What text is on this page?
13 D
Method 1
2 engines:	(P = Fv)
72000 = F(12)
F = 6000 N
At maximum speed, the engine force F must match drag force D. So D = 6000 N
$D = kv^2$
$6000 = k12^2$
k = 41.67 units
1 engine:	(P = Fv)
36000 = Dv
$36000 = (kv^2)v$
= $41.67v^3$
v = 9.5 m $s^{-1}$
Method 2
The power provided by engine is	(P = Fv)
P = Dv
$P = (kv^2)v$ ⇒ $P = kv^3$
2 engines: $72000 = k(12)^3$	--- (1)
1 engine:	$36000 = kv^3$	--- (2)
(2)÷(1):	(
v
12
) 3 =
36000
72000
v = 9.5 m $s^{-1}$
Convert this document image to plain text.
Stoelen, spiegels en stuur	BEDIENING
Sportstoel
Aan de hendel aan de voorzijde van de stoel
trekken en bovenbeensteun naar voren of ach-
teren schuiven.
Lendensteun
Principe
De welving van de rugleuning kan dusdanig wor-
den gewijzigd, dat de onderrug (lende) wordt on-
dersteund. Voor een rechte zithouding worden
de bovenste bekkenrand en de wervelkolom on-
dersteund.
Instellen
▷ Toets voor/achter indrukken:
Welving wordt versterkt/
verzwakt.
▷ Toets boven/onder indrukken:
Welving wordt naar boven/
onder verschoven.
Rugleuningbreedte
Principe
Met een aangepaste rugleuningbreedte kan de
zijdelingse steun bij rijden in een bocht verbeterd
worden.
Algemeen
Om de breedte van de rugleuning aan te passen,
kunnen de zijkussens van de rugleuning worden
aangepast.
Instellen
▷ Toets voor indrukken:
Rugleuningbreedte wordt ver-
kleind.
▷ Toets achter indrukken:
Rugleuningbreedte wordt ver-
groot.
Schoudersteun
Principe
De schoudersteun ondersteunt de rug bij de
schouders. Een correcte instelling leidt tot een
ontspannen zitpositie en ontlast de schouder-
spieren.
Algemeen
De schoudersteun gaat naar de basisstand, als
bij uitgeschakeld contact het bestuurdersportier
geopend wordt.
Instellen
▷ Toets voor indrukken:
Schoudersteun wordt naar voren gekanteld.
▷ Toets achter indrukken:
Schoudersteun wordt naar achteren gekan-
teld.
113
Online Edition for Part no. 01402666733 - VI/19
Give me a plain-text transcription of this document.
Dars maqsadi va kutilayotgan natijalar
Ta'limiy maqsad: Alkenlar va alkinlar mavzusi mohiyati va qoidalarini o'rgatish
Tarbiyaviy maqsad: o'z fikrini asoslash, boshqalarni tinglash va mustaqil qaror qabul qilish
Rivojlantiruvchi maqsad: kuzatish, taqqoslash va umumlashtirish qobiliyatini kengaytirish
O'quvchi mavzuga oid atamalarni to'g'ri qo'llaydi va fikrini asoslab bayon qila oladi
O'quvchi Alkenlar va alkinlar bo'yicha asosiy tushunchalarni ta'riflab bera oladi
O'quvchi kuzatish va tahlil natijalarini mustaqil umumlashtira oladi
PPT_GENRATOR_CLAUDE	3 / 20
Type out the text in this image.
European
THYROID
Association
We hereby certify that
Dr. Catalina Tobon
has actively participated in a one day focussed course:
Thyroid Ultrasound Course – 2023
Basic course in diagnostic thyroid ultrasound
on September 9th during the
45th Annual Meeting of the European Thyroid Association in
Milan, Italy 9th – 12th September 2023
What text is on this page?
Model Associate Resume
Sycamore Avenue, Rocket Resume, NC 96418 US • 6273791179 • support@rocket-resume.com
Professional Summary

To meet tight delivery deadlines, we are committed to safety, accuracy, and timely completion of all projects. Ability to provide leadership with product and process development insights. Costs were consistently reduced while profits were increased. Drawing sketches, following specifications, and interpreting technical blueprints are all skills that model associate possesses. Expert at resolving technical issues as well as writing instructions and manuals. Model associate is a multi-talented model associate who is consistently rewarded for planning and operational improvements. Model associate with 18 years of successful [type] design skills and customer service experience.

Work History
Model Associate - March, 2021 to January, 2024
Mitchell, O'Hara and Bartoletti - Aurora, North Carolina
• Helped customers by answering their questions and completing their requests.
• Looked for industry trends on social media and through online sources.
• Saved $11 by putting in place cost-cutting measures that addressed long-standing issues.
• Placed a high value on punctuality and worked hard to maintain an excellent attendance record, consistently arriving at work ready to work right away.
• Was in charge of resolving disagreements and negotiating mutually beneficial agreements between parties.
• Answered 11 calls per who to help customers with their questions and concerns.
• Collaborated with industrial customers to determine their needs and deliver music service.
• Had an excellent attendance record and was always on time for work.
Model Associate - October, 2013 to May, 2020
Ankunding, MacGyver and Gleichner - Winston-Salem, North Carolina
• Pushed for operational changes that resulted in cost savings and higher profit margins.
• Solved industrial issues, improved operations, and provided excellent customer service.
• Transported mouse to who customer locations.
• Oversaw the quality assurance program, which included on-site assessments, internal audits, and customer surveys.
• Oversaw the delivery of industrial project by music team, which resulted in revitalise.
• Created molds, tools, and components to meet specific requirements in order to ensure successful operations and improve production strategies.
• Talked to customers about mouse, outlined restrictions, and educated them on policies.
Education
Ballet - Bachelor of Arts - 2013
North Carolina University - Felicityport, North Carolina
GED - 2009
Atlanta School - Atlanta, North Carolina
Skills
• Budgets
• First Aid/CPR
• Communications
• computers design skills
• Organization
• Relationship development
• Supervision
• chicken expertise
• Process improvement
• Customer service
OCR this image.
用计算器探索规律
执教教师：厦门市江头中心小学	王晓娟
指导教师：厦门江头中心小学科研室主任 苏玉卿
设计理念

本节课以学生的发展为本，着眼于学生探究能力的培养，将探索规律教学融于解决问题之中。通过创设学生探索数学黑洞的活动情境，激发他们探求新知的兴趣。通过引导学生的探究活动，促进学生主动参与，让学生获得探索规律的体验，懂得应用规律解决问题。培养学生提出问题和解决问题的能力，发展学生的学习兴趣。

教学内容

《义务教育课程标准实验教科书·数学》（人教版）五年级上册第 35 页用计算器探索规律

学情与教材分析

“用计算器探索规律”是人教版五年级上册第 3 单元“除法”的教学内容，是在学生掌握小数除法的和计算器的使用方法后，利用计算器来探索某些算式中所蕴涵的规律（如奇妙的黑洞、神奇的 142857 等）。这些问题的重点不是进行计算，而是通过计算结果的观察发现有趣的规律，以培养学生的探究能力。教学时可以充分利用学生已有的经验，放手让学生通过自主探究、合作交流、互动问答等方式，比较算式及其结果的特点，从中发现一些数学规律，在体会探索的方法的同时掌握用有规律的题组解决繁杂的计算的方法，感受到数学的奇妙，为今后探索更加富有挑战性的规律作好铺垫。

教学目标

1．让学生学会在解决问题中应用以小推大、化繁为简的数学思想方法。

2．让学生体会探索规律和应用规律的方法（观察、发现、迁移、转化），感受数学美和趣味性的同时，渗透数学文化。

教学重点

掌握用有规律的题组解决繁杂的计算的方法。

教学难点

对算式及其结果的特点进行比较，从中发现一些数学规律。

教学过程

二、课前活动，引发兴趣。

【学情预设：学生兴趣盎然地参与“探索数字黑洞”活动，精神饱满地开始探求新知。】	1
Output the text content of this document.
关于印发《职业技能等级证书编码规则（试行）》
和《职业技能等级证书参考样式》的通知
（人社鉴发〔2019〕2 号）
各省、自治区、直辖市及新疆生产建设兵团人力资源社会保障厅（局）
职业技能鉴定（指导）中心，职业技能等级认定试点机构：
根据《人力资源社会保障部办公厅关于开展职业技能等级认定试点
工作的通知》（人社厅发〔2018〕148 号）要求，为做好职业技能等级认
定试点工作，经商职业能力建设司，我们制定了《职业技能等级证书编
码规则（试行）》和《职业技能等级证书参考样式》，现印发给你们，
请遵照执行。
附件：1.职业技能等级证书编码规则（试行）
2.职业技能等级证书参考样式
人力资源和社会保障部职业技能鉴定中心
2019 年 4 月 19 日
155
━━━━━━━━
Determine how many lines of the listing hold the word "plain" and reply with that figure alone.

2